## Rows
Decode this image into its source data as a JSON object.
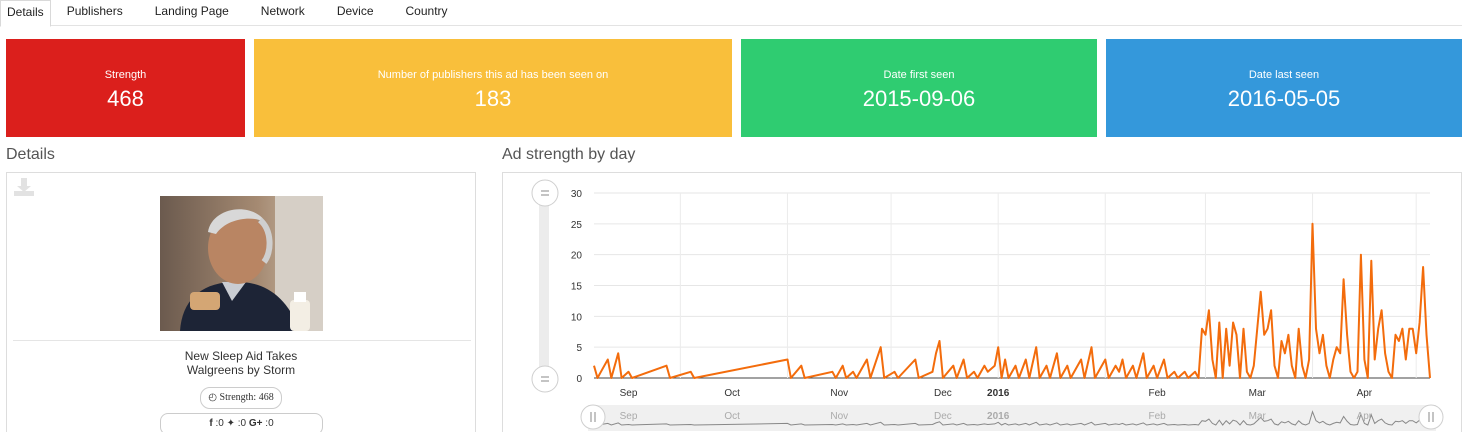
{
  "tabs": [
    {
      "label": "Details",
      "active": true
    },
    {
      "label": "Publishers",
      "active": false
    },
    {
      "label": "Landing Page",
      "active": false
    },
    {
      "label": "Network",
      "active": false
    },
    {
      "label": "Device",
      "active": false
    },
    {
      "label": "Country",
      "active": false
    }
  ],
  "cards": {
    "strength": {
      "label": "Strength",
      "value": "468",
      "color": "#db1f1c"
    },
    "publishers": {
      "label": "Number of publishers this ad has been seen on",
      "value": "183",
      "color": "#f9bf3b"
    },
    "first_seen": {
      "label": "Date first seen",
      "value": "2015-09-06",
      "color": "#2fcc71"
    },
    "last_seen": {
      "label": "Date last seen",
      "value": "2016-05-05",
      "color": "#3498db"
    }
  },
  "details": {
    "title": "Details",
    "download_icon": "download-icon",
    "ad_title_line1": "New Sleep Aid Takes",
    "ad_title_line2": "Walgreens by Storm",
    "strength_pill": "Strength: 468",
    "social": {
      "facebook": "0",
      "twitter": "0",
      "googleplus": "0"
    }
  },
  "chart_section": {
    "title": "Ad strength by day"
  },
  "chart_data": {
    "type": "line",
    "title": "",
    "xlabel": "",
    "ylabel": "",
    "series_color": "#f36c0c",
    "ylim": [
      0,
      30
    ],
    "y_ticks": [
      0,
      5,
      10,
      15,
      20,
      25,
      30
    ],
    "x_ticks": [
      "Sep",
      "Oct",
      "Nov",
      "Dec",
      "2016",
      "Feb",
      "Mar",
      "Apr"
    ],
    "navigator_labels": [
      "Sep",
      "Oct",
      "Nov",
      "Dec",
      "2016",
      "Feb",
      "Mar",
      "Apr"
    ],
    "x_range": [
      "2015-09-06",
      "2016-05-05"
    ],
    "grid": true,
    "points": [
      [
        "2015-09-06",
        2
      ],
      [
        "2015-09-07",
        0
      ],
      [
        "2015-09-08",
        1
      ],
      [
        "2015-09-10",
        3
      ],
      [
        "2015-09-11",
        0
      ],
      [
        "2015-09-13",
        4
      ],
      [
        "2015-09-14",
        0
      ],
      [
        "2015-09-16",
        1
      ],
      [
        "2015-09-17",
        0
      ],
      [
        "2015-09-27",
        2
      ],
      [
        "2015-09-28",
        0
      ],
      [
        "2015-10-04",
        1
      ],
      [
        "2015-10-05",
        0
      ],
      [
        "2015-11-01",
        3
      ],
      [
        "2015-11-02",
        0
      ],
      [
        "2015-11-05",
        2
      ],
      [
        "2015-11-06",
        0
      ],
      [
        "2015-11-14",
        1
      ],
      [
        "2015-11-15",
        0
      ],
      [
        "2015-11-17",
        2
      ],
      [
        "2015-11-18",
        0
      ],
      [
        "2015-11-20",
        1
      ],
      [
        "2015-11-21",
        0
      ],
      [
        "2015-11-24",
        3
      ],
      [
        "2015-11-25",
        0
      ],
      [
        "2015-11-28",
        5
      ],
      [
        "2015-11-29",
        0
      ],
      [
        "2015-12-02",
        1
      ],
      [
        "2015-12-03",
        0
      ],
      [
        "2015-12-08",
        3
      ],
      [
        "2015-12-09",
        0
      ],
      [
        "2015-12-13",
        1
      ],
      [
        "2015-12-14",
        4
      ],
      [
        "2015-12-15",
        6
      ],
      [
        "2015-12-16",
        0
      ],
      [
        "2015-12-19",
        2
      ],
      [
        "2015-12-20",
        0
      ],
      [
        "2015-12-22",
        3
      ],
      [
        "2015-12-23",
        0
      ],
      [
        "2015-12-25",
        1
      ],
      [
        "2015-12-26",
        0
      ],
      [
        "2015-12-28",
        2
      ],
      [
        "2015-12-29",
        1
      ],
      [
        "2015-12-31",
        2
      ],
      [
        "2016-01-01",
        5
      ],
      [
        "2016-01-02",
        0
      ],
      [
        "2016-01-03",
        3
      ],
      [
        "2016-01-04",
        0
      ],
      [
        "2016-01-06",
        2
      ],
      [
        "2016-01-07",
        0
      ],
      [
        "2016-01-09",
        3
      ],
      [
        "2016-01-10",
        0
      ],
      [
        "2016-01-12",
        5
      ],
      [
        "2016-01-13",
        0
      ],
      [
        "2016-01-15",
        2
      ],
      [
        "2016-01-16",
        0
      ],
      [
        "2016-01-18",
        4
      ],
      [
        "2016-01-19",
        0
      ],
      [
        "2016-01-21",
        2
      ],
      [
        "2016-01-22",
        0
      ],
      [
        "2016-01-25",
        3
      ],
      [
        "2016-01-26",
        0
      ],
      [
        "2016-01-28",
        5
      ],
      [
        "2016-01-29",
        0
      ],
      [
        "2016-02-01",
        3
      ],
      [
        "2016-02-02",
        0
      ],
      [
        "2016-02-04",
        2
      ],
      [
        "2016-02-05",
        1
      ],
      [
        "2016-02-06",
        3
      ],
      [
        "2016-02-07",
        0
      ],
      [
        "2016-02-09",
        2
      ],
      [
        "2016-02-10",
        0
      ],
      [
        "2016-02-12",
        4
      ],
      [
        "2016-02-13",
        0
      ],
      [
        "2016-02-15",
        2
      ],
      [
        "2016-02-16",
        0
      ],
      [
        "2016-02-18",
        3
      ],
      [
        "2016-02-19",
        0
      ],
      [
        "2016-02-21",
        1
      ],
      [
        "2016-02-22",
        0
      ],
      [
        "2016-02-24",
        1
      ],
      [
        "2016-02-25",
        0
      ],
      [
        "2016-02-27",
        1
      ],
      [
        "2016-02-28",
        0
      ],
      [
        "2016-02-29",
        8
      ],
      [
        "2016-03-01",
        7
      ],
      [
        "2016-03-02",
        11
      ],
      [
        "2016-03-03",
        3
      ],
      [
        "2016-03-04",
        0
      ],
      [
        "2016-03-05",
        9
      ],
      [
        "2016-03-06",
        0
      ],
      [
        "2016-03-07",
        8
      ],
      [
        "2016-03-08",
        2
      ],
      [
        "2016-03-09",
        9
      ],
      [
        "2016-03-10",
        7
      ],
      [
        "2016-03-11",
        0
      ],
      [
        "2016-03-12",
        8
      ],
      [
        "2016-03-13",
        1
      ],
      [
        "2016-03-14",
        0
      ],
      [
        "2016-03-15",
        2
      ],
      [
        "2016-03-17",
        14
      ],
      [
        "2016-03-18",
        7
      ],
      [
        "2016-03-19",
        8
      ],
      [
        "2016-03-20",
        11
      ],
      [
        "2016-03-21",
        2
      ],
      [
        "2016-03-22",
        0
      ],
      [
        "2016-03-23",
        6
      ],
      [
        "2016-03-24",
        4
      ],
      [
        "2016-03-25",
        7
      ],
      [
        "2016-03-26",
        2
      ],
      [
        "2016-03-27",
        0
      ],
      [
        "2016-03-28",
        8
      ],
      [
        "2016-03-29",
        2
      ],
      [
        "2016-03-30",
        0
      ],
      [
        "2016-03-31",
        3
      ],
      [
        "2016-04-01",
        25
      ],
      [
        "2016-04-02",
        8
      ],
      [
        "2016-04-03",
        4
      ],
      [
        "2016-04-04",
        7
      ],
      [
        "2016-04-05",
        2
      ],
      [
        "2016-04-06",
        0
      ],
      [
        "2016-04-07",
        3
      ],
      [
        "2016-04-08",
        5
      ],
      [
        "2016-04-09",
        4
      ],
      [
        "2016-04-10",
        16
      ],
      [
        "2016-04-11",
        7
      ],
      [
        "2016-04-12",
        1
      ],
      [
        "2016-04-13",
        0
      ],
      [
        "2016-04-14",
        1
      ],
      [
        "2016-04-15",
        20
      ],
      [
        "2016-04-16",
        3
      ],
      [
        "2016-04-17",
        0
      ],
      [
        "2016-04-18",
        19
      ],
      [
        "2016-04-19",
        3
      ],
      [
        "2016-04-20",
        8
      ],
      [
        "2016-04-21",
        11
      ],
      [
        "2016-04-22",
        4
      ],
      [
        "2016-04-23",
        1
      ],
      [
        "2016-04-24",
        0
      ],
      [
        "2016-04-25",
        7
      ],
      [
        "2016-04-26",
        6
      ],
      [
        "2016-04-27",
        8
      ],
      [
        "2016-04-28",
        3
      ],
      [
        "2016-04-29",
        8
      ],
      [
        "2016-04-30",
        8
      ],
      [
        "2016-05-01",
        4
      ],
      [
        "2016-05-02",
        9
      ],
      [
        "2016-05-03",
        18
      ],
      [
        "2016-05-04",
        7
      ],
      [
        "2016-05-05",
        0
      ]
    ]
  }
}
--
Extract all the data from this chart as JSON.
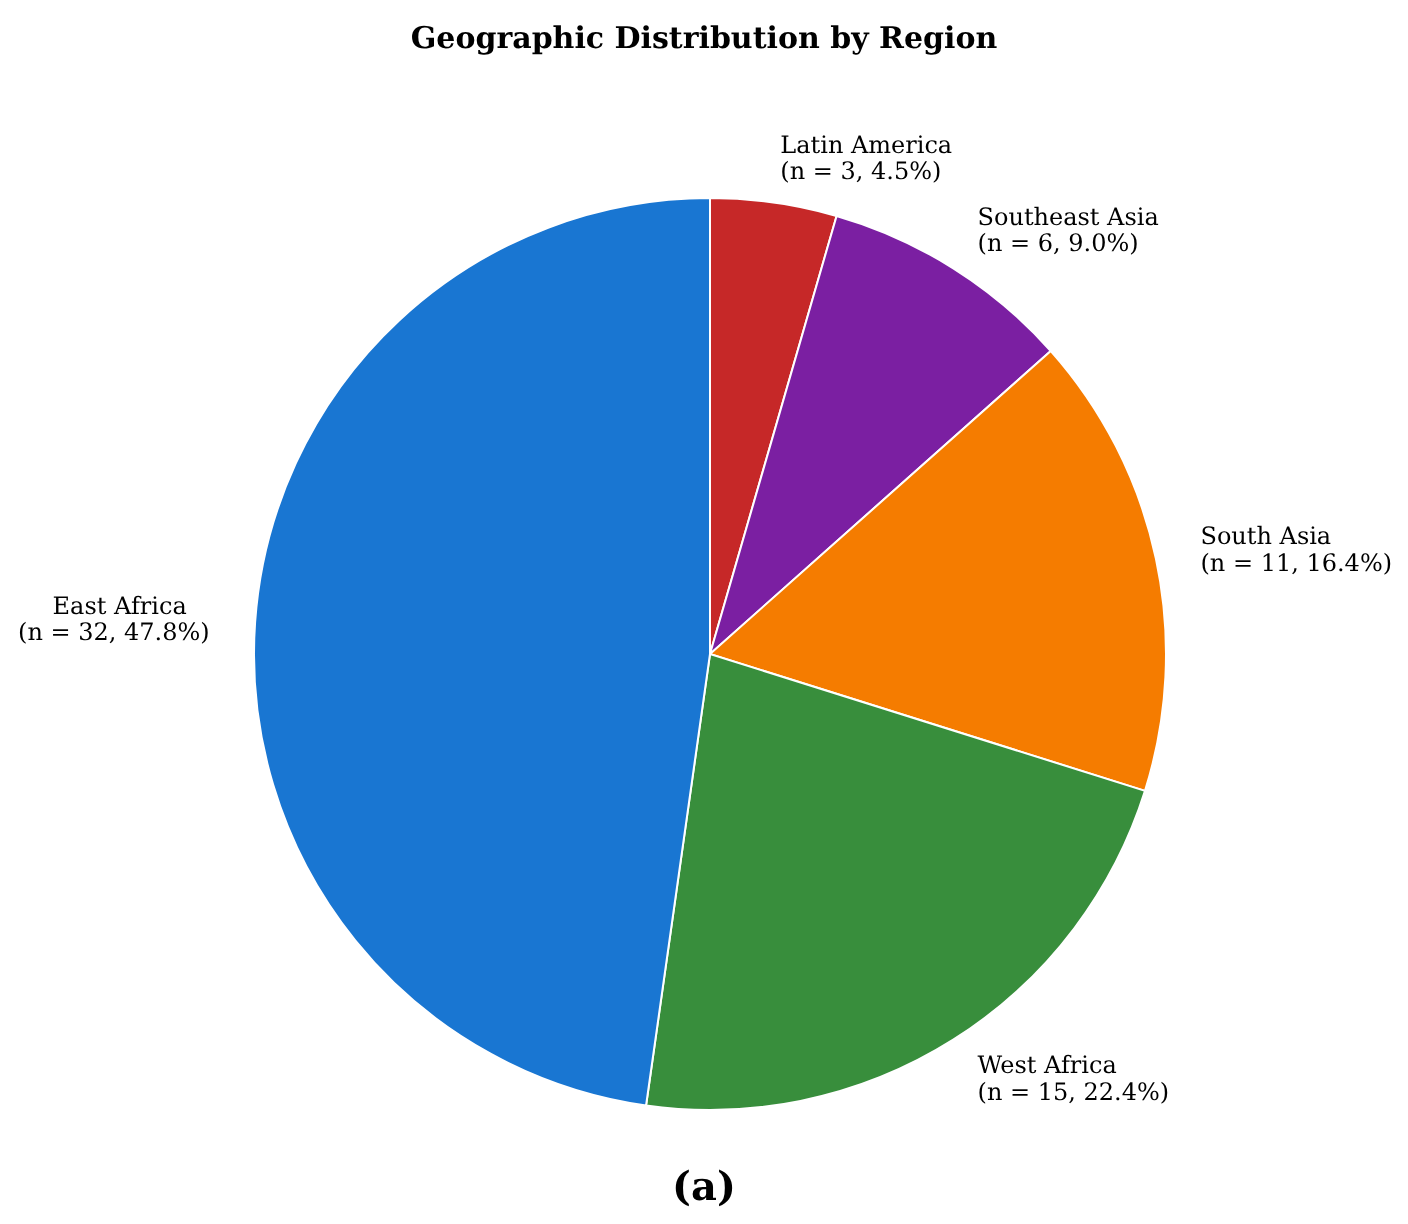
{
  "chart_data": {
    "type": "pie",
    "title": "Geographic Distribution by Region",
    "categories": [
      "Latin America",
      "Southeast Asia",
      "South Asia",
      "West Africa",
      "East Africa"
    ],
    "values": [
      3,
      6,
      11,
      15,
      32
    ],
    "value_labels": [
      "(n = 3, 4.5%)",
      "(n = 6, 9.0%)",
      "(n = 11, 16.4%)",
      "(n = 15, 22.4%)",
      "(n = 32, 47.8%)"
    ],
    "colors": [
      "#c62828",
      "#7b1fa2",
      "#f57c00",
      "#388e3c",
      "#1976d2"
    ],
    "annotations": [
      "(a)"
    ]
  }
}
...
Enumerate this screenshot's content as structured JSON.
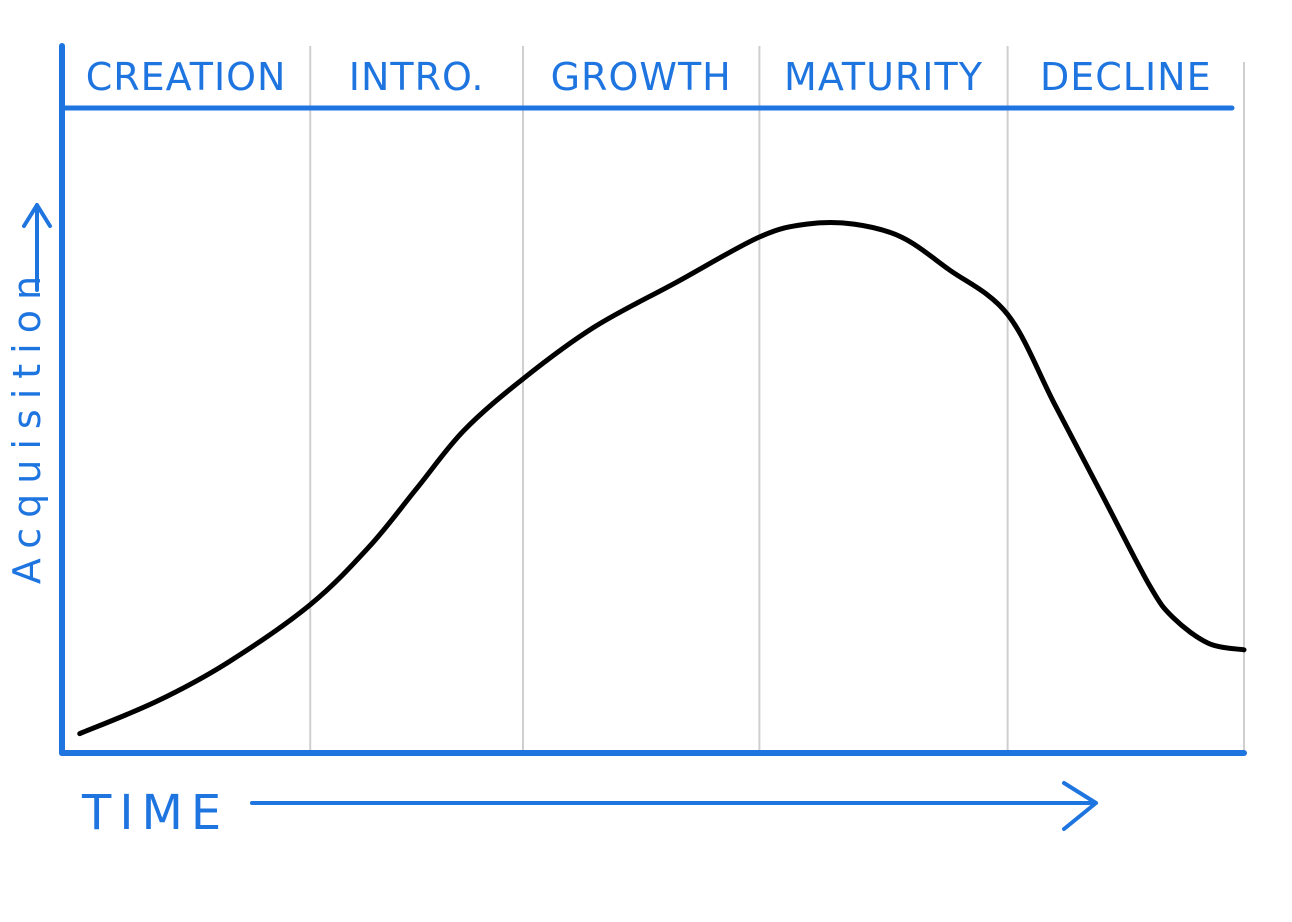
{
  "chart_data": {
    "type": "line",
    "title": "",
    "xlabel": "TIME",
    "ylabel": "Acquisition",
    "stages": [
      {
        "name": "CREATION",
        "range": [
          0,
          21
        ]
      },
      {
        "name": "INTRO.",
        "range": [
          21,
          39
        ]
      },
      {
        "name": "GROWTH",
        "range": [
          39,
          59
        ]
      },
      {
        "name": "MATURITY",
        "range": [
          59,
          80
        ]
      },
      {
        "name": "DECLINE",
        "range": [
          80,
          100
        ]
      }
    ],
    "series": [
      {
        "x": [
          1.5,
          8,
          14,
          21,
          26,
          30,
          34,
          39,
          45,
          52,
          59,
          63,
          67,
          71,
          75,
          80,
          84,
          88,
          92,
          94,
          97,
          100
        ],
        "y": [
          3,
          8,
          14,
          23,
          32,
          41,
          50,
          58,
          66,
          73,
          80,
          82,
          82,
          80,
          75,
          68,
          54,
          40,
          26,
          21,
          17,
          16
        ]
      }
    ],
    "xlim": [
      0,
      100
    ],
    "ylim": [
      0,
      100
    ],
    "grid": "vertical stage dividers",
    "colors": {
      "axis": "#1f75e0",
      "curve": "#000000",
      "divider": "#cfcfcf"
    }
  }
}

## Exercise objective
For this exercise, gather every line of the data that contains the word "name".

## The response
        "name": "CREATION",
        "name": "INTRO.",
        "name": "GROWTH",
        "name": "MATURITY",
        "name": "DECLINE",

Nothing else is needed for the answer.